**Stated problem**. Count the lines that include the string "value", and give only that number.

◆ ◆ ◆ ◆

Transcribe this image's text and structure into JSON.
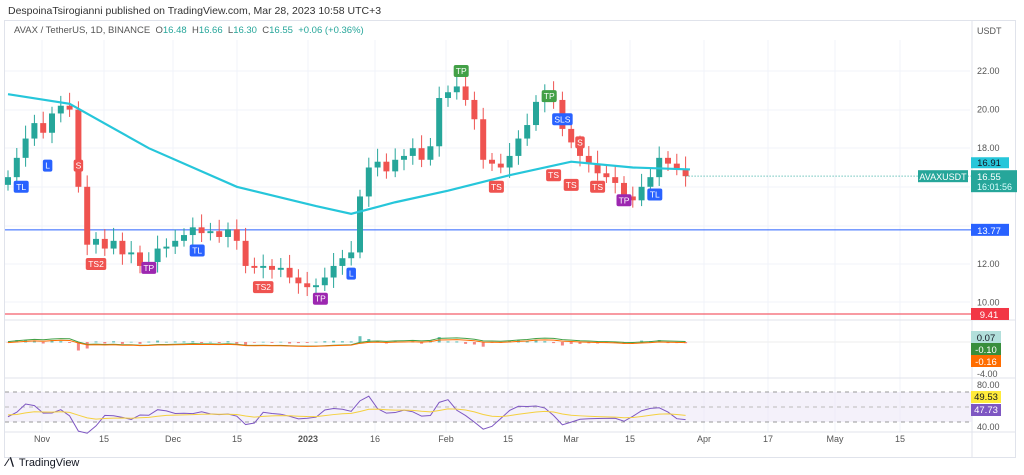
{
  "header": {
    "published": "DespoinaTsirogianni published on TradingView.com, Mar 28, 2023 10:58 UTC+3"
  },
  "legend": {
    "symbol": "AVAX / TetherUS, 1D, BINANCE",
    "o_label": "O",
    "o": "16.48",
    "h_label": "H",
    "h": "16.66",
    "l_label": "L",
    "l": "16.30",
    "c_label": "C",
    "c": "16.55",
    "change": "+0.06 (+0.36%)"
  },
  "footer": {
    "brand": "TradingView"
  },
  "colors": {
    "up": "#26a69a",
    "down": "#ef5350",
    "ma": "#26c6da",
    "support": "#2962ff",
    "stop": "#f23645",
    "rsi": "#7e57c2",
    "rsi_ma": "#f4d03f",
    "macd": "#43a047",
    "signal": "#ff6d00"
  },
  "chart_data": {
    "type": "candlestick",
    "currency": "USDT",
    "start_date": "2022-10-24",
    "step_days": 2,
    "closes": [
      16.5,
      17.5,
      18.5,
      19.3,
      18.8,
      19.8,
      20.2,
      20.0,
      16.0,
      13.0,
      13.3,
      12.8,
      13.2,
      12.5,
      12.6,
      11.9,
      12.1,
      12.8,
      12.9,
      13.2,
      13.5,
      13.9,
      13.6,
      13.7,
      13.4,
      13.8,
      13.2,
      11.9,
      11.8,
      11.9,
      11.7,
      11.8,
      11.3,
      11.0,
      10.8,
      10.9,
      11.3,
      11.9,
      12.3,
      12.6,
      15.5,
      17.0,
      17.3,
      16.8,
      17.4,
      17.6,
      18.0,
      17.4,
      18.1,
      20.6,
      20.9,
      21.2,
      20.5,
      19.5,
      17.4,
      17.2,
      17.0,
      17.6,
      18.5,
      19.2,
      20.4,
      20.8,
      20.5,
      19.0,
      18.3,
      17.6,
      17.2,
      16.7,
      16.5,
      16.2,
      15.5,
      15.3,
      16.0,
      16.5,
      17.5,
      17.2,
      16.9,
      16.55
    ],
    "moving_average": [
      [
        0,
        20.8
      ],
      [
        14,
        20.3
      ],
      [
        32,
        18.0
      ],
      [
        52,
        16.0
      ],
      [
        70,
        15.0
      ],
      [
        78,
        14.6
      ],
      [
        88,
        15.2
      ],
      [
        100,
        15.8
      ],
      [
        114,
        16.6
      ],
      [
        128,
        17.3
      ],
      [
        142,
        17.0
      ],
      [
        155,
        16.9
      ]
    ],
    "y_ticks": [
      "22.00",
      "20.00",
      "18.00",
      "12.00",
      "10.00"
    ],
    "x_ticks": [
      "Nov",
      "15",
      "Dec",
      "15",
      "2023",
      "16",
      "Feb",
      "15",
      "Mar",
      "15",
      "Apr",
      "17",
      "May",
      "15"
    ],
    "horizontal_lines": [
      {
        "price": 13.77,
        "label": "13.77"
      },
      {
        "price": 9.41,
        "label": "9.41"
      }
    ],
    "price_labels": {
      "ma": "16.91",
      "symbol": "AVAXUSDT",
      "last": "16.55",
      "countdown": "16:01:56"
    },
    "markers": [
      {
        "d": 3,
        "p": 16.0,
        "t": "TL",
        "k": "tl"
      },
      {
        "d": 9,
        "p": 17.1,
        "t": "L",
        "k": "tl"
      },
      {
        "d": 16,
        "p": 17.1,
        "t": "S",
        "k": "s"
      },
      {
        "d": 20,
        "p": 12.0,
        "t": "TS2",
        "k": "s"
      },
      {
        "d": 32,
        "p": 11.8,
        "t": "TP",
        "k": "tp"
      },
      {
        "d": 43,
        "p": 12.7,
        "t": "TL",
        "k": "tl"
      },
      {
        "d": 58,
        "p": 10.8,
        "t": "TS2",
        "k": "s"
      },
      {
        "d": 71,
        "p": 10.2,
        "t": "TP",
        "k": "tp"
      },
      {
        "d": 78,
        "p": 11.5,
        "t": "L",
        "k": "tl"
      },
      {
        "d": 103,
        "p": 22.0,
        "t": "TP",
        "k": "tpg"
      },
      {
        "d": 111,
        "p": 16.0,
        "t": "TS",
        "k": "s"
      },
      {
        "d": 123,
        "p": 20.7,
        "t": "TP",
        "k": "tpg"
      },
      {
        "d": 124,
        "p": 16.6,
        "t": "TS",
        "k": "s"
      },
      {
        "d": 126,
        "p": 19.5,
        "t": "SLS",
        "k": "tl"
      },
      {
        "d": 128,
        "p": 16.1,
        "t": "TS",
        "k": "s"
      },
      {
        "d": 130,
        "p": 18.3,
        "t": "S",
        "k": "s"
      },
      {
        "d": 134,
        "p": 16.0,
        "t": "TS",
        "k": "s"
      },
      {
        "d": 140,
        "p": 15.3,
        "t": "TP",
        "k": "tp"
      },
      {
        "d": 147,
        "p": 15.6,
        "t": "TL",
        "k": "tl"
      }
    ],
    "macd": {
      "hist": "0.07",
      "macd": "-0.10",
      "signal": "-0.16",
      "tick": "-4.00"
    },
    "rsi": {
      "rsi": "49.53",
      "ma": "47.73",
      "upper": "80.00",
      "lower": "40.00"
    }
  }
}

◆ ◆ ◆ ◆

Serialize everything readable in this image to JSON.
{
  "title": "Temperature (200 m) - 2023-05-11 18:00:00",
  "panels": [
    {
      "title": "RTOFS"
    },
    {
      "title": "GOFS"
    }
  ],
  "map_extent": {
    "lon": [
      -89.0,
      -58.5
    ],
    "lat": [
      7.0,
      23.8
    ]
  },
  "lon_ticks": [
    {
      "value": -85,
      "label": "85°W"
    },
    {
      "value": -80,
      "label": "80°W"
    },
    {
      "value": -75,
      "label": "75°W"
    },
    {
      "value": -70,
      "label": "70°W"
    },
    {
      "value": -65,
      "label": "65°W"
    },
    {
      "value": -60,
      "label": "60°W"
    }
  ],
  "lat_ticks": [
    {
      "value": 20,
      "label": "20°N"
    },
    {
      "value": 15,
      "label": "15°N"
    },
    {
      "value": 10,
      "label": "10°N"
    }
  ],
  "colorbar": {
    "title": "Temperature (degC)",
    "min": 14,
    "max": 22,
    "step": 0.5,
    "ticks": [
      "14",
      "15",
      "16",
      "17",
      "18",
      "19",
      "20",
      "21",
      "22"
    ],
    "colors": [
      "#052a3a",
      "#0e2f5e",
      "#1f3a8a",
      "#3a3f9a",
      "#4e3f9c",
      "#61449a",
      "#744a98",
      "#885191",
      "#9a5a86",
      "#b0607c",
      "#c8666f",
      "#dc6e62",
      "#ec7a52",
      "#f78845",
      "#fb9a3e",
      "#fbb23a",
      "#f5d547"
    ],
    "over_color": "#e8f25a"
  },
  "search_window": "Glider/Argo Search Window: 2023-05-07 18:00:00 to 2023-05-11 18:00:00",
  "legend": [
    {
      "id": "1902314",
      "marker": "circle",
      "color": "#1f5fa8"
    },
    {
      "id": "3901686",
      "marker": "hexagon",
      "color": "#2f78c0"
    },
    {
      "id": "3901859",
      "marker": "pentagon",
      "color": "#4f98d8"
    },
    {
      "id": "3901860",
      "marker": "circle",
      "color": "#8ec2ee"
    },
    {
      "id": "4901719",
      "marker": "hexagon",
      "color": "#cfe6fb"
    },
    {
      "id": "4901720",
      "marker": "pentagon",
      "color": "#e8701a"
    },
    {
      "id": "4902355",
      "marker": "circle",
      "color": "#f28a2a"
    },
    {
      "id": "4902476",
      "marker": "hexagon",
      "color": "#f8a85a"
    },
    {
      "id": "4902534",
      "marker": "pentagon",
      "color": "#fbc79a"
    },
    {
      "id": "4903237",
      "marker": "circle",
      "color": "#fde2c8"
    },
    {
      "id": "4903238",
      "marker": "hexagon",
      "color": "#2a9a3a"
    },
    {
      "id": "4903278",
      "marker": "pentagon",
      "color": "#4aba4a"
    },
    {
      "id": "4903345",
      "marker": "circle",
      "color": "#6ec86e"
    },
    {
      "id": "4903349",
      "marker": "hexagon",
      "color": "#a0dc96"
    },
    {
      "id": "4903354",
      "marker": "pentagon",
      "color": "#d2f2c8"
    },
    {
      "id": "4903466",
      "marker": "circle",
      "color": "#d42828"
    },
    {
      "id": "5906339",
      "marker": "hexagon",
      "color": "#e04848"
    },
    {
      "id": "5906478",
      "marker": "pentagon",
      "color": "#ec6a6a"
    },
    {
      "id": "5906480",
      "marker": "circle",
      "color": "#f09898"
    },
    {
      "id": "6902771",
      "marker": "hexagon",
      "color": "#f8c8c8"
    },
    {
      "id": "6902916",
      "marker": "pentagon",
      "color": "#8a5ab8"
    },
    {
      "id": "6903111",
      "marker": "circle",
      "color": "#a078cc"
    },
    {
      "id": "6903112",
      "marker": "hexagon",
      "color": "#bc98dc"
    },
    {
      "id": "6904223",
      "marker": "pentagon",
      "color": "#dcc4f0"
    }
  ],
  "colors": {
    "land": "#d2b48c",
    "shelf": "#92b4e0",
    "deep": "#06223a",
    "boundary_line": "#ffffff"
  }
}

◆ ◆ ◆ ◆

**Answer to the problem**. 9